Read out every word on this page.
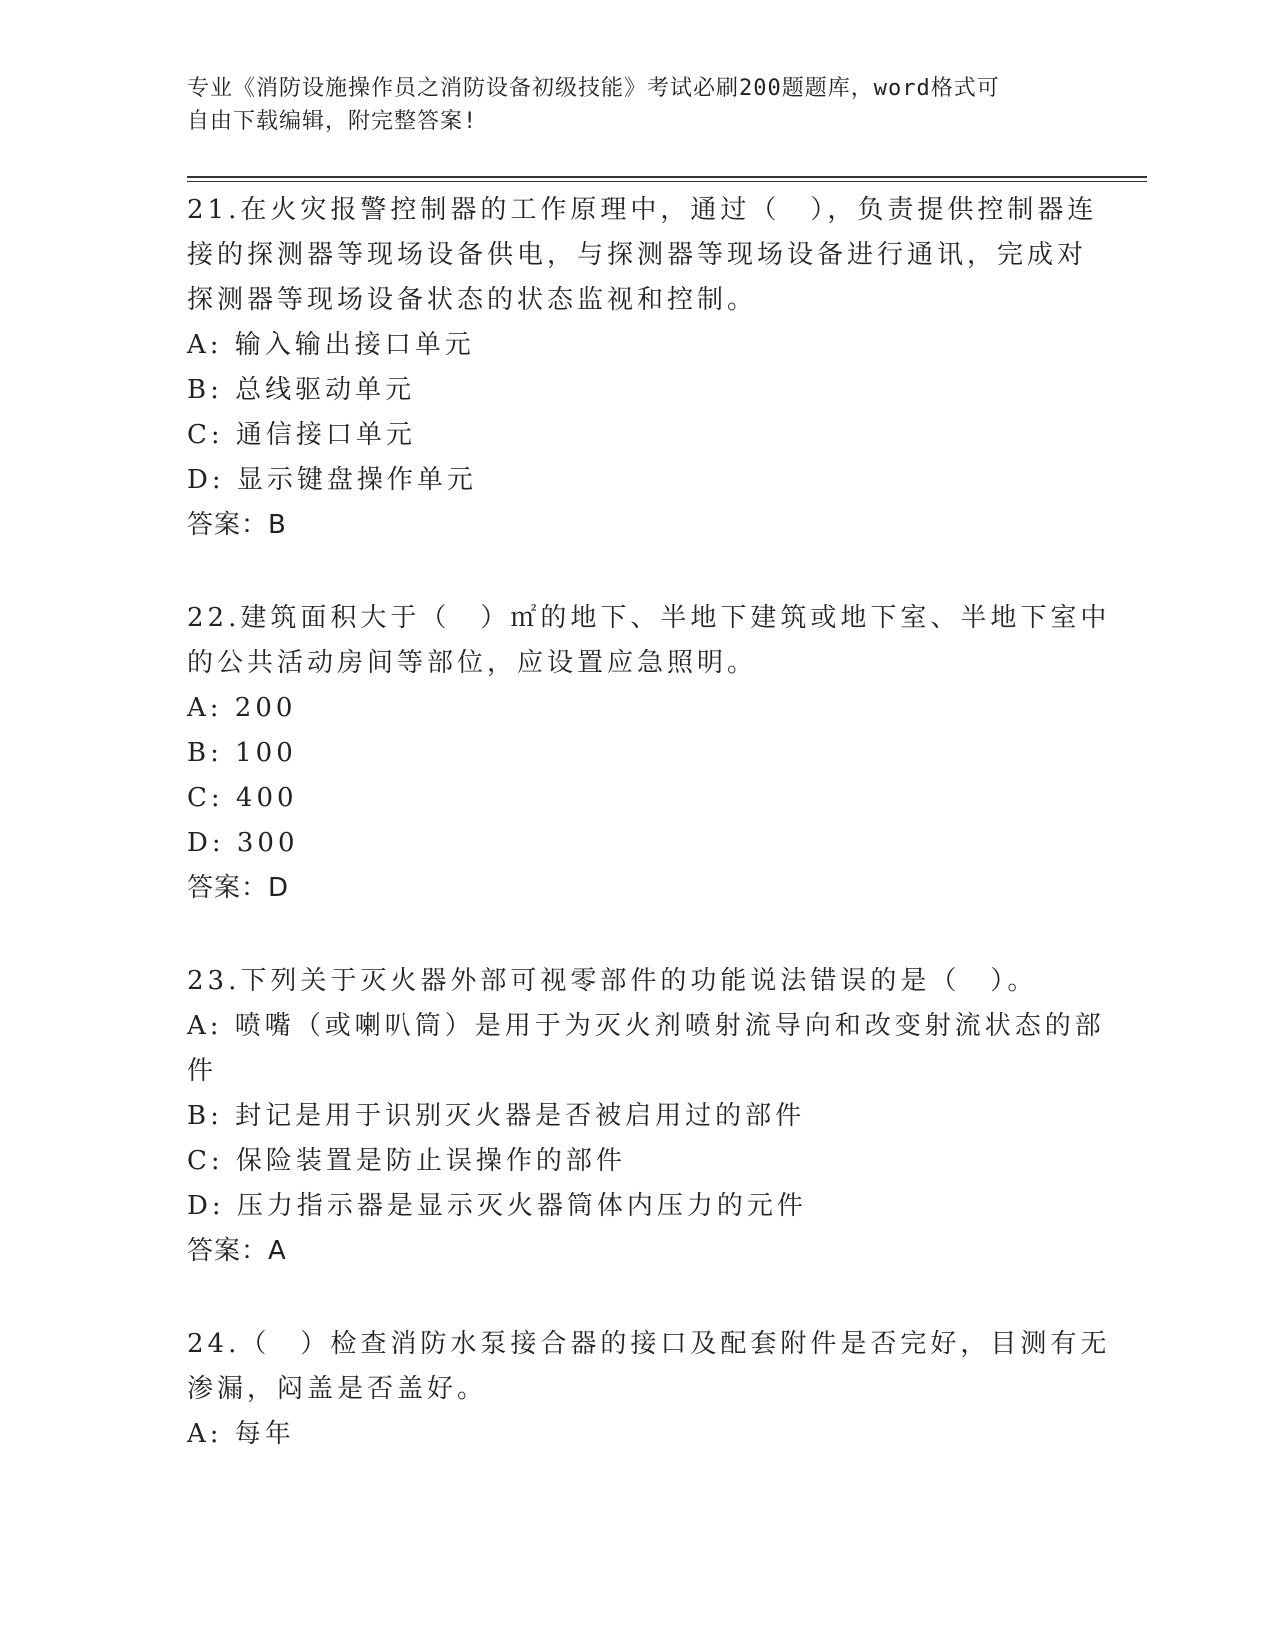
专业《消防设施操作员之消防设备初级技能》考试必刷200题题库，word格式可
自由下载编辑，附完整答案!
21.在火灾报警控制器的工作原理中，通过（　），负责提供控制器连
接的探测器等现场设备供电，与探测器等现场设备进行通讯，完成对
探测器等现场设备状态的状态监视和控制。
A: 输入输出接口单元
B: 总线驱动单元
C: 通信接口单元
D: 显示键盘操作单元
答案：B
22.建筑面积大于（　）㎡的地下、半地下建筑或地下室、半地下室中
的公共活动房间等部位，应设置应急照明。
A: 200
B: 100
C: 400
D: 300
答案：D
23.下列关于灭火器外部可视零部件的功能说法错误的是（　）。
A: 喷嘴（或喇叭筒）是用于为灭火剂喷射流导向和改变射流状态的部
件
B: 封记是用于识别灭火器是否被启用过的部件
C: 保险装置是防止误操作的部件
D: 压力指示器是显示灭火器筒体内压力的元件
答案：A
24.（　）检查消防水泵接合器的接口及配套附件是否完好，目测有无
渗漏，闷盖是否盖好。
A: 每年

▬▬▬

EXERCISE.
Without the pictures, restate all the entries above exactly.

SOLUTION TO THIS TASK.
Read out every word on this page.
专业《消防设施操作员之消防设备初级技能》考试必刷200题题库，word格式可
自由下载编辑，附完整答案!
21.在火灾报警控制器的工作原理中，通过（　），负责提供控制器连
接的探测器等现场设备供电，与探测器等现场设备进行通讯，完成对
探测器等现场设备状态的状态监视和控制。
A: 输入输出接口单元
B: 总线驱动单元
C: 通信接口单元
D: 显示键盘操作单元
答案：B
22.建筑面积大于（　）㎡的地下、半地下建筑或地下室、半地下室中
的公共活动房间等部位，应设置应急照明。
A: 200
B: 100
C: 400
D: 300
答案：D
23.下列关于灭火器外部可视零部件的功能说法错误的是（　）。
A: 喷嘴（或喇叭筒）是用于为灭火剂喷射流导向和改变射流状态的部
件
B: 封记是用于识别灭火器是否被启用过的部件
C: 保险装置是防止误操作的部件
D: 压力指示器是显示灭火器筒体内压力的元件
答案：A
24.（　）检查消防水泵接合器的接口及配套附件是否完好，目测有无
渗漏，闷盖是否盖好。
A: 每年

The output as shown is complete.